[Dataset rows about figures]
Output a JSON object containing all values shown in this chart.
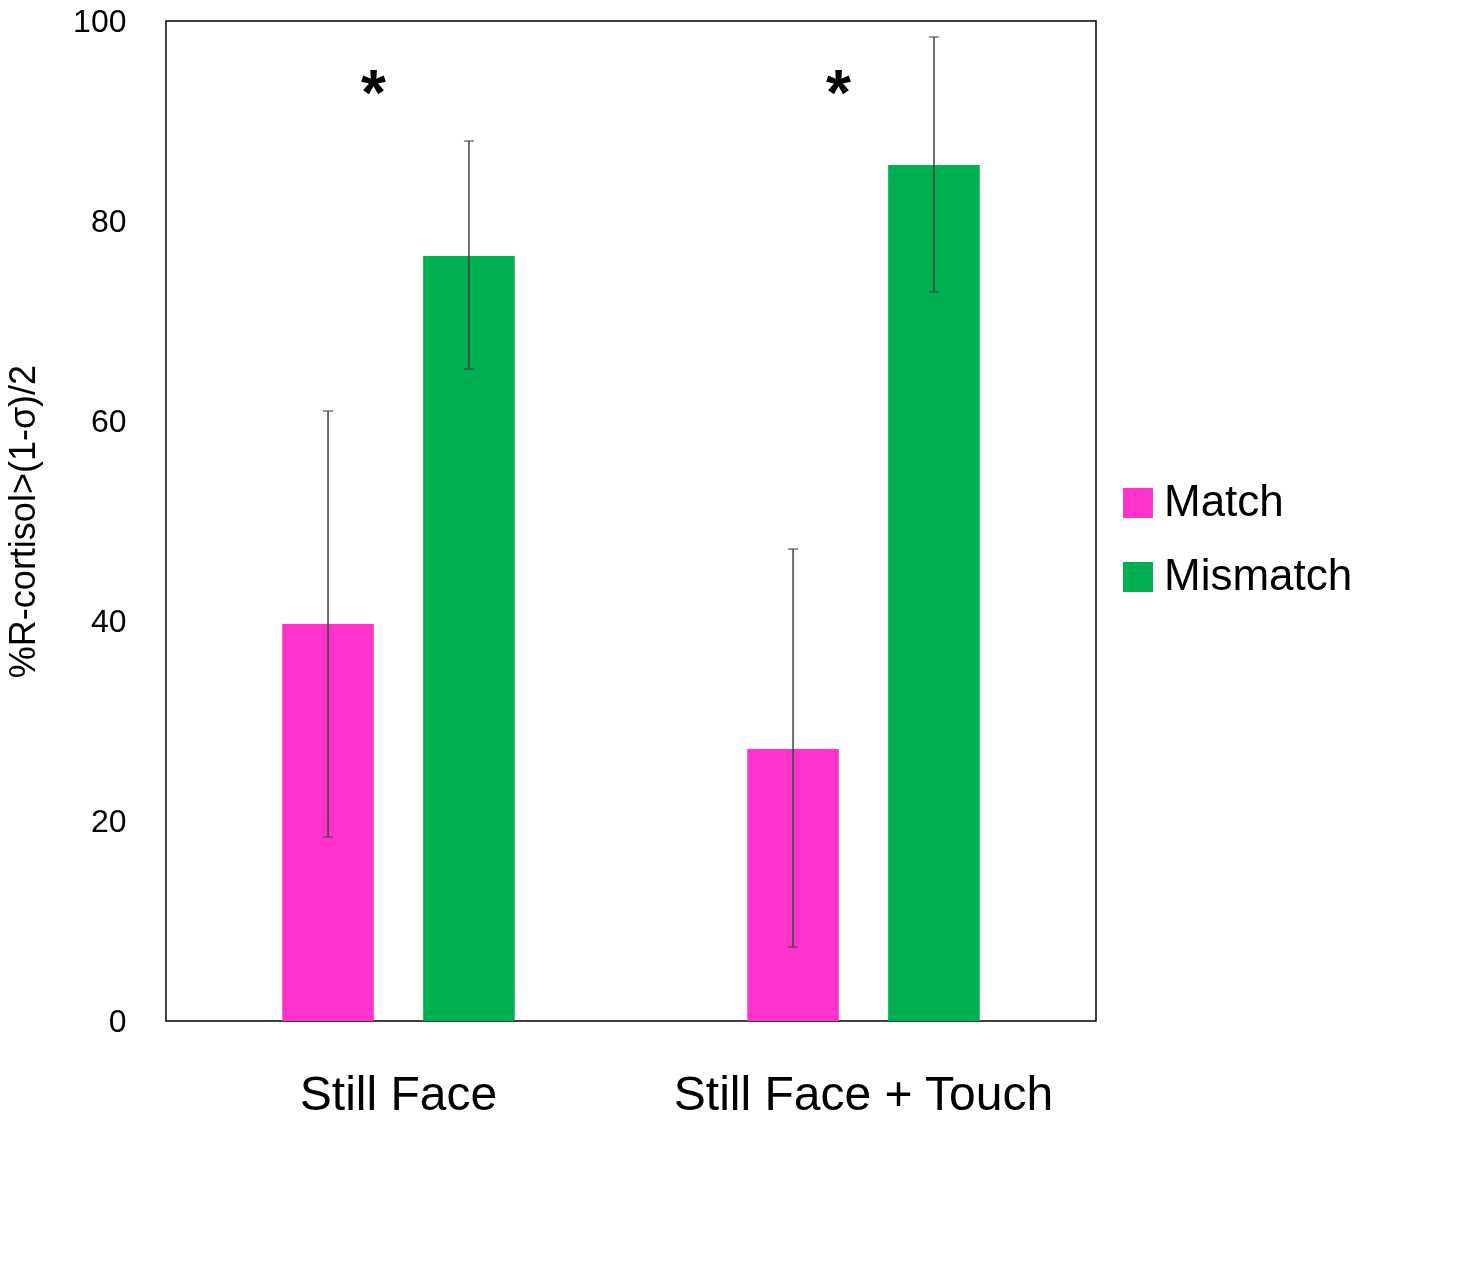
{
  "chart_data": {
    "type": "bar",
    "ylabel": "%R-cortisol>(1-σ)/2",
    "categories": [
      "Still Face",
      "Still Face + Touch"
    ],
    "series": [
      {
        "name": "Match",
        "color": "#ff33cc",
        "values": [
          39.7,
          27.2
        ],
        "errors": [
          [
            18.4,
            61.0
          ],
          [
            7.4,
            47.2
          ]
        ]
      },
      {
        "name": "Mismatch",
        "color": "#00b050",
        "values": [
          76.5,
          85.6
        ],
        "errors": [
          [
            65.2,
            88.0
          ],
          [
            72.9,
            98.4
          ]
        ]
      }
    ],
    "ylim": [
      0,
      100
    ],
    "yticks": [
      0,
      20,
      40,
      60,
      80,
      100
    ],
    "grid": false,
    "legend": "right",
    "annotations": [
      "*",
      "*"
    ]
  }
}
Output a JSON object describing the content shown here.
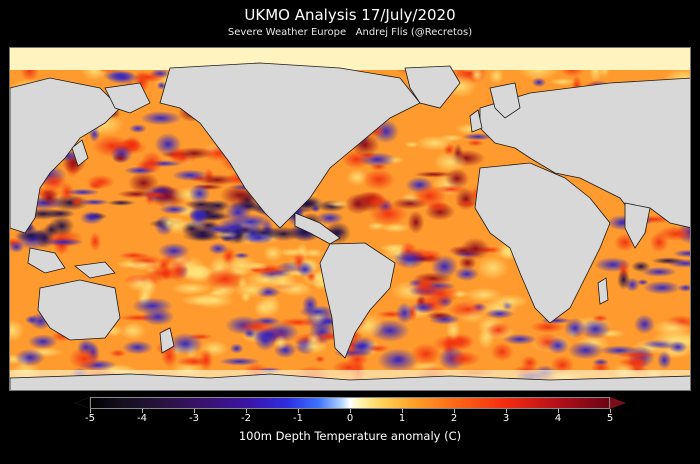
{
  "header": {
    "title": "UKMO Analysis 17/July/2020",
    "subtitle": "Severe Weather Europe   Andrej Flis (@Recretos)"
  },
  "colorbar": {
    "label": "100m Depth Temperature anomaly (C)",
    "ticks": [
      "-5",
      "-4",
      "-3",
      "-2",
      "-1",
      "0",
      "1",
      "2",
      "3",
      "4",
      "5"
    ],
    "range": [
      -5,
      5
    ]
  },
  "colors": {
    "land": "#d8d8d8",
    "coast": "#1a1a1a",
    "cold": "#2e2ee0",
    "warm": "#ff6a16"
  }
}
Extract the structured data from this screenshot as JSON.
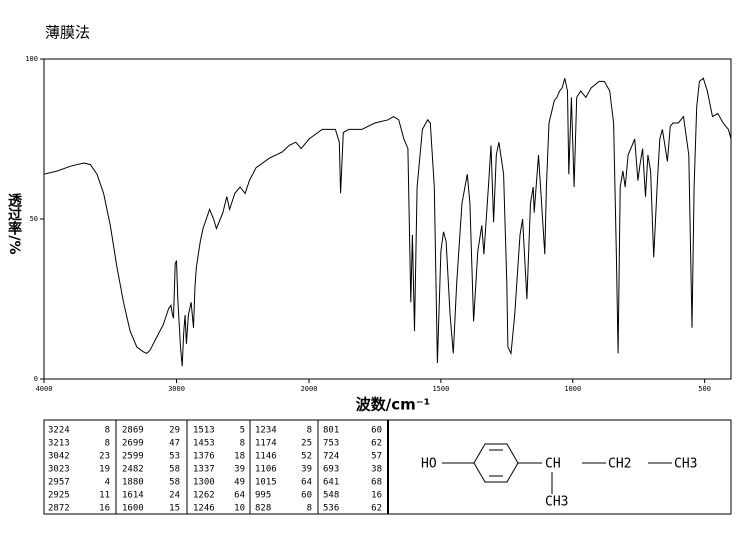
{
  "title": "薄膜法",
  "chart_data": {
    "type": "line",
    "xlabel": "波数/cm⁻¹",
    "ylabel": "透过率/%",
    "xlim": [
      4000,
      400
    ],
    "x_scale_change": 2000,
    "xticks": [
      4000,
      3000,
      2000,
      1500,
      1000,
      500
    ],
    "ylim": [
      0,
      100
    ],
    "yticks": [
      0,
      50,
      100
    ],
    "color": "#000000",
    "x": [
      4000,
      3900,
      3800,
      3700,
      3650,
      3600,
      3550,
      3500,
      3450,
      3400,
      3350,
      3300,
      3250,
      3224,
      3200,
      3150,
      3100,
      3060,
      3042,
      3030,
      3023,
      3010,
      3000,
      2990,
      2970,
      2957,
      2945,
      2935,
      2925,
      2910,
      2890,
      2872,
      2860,
      2850,
      2820,
      2800,
      2750,
      2720,
      2699,
      2650,
      2620,
      2599,
      2560,
      2520,
      2482,
      2450,
      2400,
      2300,
      2200,
      2150,
      2100,
      2060,
      2000,
      1950,
      1900,
      1885,
      1880,
      1870,
      1850,
      1800,
      1750,
      1700,
      1680,
      1660,
      1640,
      1625,
      1614,
      1608,
      1600,
      1590,
      1570,
      1550,
      1540,
      1525,
      1513,
      1500,
      1490,
      1480,
      1465,
      1453,
      1440,
      1420,
      1400,
      1390,
      1376,
      1360,
      1345,
      1337,
      1320,
      1310,
      1300,
      1290,
      1280,
      1262,
      1250,
      1246,
      1234,
      1220,
      1200,
      1190,
      1174,
      1160,
      1150,
      1146,
      1130,
      1106,
      1100,
      1090,
      1070,
      1060,
      1050,
      1040,
      1030,
      1020,
      1015,
      1005,
      995,
      985,
      970,
      950,
      930,
      900,
      880,
      860,
      845,
      835,
      828,
      820,
      810,
      801,
      790,
      775,
      765,
      753,
      745,
      735,
      724,
      715,
      705,
      693,
      680,
      670,
      660,
      641,
      630,
      620,
      600,
      580,
      560,
      548,
      540,
      530,
      520,
      505,
      490,
      470,
      450,
      430,
      410,
      400
    ],
    "values": [
      64,
      65,
      66.5,
      67.5,
      67,
      64,
      58,
      48,
      35,
      24,
      15,
      10,
      8.5,
      8,
      9,
      13,
      17,
      22,
      23,
      20,
      19,
      36,
      37,
      25,
      10,
      4,
      15,
      20,
      11,
      20,
      24,
      16,
      29,
      35,
      43,
      47,
      53,
      50,
      47,
      52,
      57,
      53,
      58,
      60,
      58,
      62,
      66,
      69,
      71,
      73,
      74,
      72,
      75,
      78,
      78,
      74,
      58,
      77,
      78,
      78,
      80,
      81,
      82,
      81,
      75,
      72,
      24,
      45,
      15,
      60,
      78,
      81,
      80,
      60,
      5,
      40,
      46,
      43,
      20,
      8,
      30,
      55,
      64,
      55,
      18,
      40,
      48,
      39,
      60,
      73,
      49,
      70,
      74,
      64,
      30,
      10,
      8,
      20,
      45,
      50,
      25,
      55,
      60,
      52,
      70,
      39,
      60,
      80,
      87,
      88,
      90,
      91,
      94,
      90,
      64,
      88,
      60,
      88,
      90,
      88,
      91,
      93,
      93,
      90,
      80,
      40,
      8,
      60,
      65,
      60,
      70,
      73,
      75,
      62,
      67,
      72,
      57,
      70,
      65,
      38,
      60,
      75,
      78,
      68,
      79,
      80,
      80,
      82,
      70,
      16,
      60,
      85,
      93,
      94,
      90,
      82,
      83,
      80,
      78,
      75
    ]
  },
  "peak_table": {
    "rows": [
      [
        3224,
        8,
        2869,
        29,
        1513,
        5,
        1234,
        8,
        801,
        60
      ],
      [
        3213,
        8,
        2699,
        47,
        1453,
        8,
        1174,
        25,
        753,
        62
      ],
      [
        3042,
        23,
        2599,
        53,
        1376,
        18,
        1146,
        52,
        724,
        57
      ],
      [
        3023,
        19,
        2482,
        58,
        1337,
        39,
        1106,
        39,
        693,
        38
      ],
      [
        2957,
        4,
        1880,
        58,
        1300,
        49,
        1015,
        64,
        641,
        68
      ],
      [
        2925,
        11,
        1614,
        24,
        1262,
        64,
        995,
        60,
        548,
        16
      ],
      [
        2872,
        16,
        1600,
        15,
        1246,
        10,
        828,
        8,
        536,
        62
      ]
    ]
  },
  "structure": {
    "labels": [
      "HO",
      "CH",
      "CH2",
      "CH3",
      "CH3"
    ]
  }
}
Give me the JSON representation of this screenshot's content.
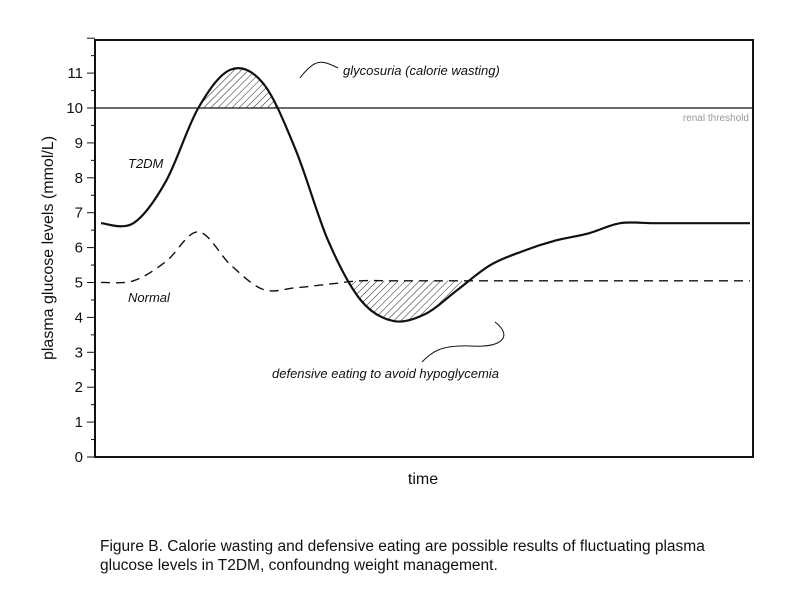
{
  "chart_data": {
    "type": "line",
    "xlabel": "time",
    "ylabel": "plasma glucose levels (mmol/L)",
    "ylim": [
      0,
      12
    ],
    "yticks": [
      0,
      1,
      2,
      3,
      4,
      5,
      6,
      7,
      8,
      9,
      10,
      11
    ],
    "grid": false,
    "x": [
      0,
      0.05,
      0.1,
      0.15,
      0.2,
      0.25,
      0.3,
      0.35,
      0.4,
      0.45,
      0.5,
      0.55,
      0.6,
      0.65,
      0.7,
      0.75,
      0.8,
      0.85,
      0.9,
      0.95,
      1.0
    ],
    "series": [
      {
        "name": "T2DM",
        "values": [
          6.7,
          6.7,
          7.9,
          10.0,
          11.1,
          10.7,
          8.8,
          6.2,
          4.5,
          3.9,
          4.1,
          4.8,
          5.5,
          5.9,
          6.2,
          6.4,
          6.7,
          6.7,
          6.7,
          6.7,
          6.7
        ],
        "style": "solid"
      },
      {
        "name": "Normal",
        "values": [
          5.0,
          5.05,
          5.6,
          6.45,
          5.5,
          4.8,
          4.85,
          4.95,
          5.05,
          5.05,
          5.05,
          5.05,
          5.05,
          5.05,
          5.05,
          5.05,
          5.05,
          5.05,
          5.05,
          5.05,
          5.05
        ],
        "style": "dashed"
      }
    ],
    "reference_line": {
      "y": 10,
      "label": "renal threshold"
    },
    "annotations": [
      {
        "text": "glycosuria (calorie wasting)"
      },
      {
        "text": "defensive eating to avoid hypoglycemia"
      }
    ]
  },
  "caption_lines": [
    "Figure B.  Calorie wasting and defensive eating are possible results of fluctuating plasma",
    "glucose levels in T2DM, confoundng weight management."
  ]
}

### INSTRUCTION
List the lines of the records where "glucose" occurs.

### EXERCISE RESPONSE
    "ylabel": "plasma glucose levels (mmol/L)",
    "glucose levels in T2DM, confoundng weight management."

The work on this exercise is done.